Return, word for word, only the lines from the one containing "OCR this image." through the last line of the entries.

Stored items
════════

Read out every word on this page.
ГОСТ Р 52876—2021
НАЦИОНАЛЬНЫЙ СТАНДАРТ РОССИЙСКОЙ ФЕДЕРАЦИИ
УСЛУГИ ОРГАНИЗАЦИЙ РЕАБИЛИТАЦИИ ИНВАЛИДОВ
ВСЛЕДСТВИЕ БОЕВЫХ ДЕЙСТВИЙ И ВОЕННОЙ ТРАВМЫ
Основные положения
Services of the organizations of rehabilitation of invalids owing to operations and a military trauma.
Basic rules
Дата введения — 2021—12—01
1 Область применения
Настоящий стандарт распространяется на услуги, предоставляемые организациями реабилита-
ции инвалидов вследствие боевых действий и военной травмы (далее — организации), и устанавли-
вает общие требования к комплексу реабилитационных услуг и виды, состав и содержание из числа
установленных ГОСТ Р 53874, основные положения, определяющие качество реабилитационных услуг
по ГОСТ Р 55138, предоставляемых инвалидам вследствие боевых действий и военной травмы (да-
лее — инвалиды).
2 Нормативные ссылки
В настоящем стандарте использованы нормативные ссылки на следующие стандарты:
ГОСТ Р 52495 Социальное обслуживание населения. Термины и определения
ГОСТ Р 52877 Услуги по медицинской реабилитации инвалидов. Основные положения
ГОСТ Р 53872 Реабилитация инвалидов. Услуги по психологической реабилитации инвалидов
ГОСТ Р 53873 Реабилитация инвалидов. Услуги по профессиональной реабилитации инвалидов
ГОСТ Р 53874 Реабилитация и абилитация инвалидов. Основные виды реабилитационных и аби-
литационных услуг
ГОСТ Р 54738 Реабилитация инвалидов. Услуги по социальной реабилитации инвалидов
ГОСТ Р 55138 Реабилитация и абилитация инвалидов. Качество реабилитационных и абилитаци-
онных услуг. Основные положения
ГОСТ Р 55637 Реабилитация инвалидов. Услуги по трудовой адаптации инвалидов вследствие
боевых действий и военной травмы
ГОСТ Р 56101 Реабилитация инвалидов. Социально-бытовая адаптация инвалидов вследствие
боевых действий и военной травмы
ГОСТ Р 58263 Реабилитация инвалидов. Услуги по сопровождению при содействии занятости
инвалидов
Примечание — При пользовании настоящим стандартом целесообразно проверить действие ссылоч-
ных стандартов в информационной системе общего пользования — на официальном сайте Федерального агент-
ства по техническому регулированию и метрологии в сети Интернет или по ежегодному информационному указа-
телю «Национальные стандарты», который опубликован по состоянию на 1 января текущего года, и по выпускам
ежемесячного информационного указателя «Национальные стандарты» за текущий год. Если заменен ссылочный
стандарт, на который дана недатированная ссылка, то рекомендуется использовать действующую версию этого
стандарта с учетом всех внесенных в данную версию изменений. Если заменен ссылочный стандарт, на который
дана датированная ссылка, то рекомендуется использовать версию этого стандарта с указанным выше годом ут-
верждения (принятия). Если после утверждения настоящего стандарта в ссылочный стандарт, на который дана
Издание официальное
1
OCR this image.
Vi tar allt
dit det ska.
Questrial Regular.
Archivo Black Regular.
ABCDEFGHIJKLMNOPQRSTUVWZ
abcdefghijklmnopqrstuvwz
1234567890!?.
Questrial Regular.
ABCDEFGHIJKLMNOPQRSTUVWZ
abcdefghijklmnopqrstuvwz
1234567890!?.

════════

__Output for this exercise__
OCR this image.
Vi tar allt
dit det ska.
Questrial Regular.
Archivo Black Regular.
ABCDEFGHIJKLMNOPQRSTUVWZ
abcdefghijklmnopqrstuvwz
1234567890!?.
Questrial Regular.
ABCDEFGHIJKLMNOPQRSTUVWZ
abcdefghijklmnopqrstuvwz
1234567890!?.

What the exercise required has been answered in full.